▶ **Data shown**:

# # # #

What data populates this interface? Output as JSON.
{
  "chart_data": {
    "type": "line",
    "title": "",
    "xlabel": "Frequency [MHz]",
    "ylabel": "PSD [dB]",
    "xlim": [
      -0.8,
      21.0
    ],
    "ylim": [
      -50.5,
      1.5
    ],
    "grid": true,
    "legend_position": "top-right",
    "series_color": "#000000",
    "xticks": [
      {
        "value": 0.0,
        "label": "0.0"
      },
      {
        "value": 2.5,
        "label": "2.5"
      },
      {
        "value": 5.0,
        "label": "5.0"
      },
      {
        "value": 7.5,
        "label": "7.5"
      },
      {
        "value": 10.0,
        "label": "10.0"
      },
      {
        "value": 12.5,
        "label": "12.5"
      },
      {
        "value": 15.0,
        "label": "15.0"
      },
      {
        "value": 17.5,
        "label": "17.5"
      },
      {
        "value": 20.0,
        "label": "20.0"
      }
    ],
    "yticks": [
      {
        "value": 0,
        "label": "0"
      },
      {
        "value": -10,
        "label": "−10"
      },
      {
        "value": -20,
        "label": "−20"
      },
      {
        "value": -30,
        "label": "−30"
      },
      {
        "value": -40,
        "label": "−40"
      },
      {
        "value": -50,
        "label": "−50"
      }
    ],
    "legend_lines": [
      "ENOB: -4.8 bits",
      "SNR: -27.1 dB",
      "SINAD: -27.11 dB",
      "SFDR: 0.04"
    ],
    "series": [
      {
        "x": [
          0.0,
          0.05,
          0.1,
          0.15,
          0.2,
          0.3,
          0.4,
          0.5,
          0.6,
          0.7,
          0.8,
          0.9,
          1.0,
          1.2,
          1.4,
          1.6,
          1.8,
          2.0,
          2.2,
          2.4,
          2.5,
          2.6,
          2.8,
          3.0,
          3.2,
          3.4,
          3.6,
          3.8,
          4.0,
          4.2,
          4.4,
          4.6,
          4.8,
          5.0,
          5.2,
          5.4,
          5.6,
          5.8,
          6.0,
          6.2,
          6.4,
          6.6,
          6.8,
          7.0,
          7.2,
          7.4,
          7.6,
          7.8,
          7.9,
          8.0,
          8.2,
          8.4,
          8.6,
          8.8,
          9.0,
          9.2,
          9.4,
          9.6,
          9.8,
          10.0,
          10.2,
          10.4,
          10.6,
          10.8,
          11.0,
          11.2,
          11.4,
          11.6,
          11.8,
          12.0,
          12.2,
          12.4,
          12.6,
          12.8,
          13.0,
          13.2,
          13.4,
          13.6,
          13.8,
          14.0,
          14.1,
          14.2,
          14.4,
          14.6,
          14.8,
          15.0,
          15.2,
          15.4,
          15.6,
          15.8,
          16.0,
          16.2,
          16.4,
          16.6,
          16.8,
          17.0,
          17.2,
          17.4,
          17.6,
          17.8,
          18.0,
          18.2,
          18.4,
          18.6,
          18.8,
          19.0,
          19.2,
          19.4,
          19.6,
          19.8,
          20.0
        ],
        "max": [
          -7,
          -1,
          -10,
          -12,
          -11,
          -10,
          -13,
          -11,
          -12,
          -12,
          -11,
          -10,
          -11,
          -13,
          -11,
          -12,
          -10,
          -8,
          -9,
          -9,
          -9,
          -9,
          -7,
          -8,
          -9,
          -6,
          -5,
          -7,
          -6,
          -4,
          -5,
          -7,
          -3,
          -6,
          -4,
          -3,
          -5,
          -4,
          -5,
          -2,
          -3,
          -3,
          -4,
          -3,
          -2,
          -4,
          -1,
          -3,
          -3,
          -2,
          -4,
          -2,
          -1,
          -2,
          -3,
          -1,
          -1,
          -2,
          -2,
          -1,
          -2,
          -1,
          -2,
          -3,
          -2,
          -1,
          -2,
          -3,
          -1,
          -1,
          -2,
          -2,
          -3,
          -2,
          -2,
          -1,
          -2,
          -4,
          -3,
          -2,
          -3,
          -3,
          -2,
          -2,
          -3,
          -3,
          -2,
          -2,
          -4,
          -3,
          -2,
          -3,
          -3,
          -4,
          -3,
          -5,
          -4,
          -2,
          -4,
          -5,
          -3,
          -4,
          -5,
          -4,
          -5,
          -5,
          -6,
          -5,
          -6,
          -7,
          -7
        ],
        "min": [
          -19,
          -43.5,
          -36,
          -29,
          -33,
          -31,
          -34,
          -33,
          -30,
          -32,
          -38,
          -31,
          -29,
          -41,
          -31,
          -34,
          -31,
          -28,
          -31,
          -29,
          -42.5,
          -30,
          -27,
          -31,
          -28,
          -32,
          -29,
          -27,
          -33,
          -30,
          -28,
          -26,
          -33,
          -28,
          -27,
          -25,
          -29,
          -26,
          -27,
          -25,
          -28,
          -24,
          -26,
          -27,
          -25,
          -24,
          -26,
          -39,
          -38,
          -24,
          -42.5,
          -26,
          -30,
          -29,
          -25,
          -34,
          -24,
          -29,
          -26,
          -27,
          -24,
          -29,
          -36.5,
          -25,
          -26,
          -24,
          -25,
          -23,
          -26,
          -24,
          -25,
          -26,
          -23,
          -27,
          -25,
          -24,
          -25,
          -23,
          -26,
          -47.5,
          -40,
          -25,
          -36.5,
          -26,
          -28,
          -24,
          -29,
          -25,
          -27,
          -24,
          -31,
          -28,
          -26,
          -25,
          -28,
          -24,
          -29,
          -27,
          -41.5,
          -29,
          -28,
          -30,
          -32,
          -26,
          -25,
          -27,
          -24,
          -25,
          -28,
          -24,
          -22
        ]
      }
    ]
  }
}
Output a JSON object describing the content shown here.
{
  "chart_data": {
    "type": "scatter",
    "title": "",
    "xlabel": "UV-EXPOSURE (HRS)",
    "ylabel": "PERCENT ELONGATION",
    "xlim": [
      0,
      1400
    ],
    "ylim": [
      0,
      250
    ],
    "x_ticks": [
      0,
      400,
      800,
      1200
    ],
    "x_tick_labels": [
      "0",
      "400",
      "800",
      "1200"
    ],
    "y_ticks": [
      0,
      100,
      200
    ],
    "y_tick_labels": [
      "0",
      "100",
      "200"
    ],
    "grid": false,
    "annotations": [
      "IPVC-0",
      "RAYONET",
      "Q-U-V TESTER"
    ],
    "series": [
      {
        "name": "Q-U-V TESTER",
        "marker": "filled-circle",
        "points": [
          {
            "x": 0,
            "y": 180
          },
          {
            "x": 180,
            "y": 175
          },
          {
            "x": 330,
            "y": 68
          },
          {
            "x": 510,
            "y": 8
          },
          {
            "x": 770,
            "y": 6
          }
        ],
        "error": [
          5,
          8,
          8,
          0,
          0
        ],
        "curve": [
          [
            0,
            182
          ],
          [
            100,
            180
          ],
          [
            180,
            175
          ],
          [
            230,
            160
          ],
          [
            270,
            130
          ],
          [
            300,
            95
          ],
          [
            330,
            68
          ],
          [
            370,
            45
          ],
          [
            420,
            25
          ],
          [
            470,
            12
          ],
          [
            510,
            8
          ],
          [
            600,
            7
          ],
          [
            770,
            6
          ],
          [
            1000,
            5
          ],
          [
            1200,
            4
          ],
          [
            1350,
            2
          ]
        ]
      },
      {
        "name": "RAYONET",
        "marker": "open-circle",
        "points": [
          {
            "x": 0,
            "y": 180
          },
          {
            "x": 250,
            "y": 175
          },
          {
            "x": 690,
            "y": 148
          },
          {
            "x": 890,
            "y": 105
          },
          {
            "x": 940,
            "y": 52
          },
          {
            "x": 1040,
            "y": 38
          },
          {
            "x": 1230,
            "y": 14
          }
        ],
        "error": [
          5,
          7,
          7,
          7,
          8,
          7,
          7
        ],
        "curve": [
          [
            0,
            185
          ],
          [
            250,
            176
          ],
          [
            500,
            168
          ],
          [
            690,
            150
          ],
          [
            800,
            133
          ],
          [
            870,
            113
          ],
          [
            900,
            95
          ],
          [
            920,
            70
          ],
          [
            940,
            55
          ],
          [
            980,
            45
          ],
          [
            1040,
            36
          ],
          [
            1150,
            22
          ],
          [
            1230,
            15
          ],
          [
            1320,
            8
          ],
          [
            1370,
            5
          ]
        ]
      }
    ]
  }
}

# # # #

Report the number of lines in the listing where the string "ylabel" appears, and nothing besides.

▶ **Answer to this problem**: 2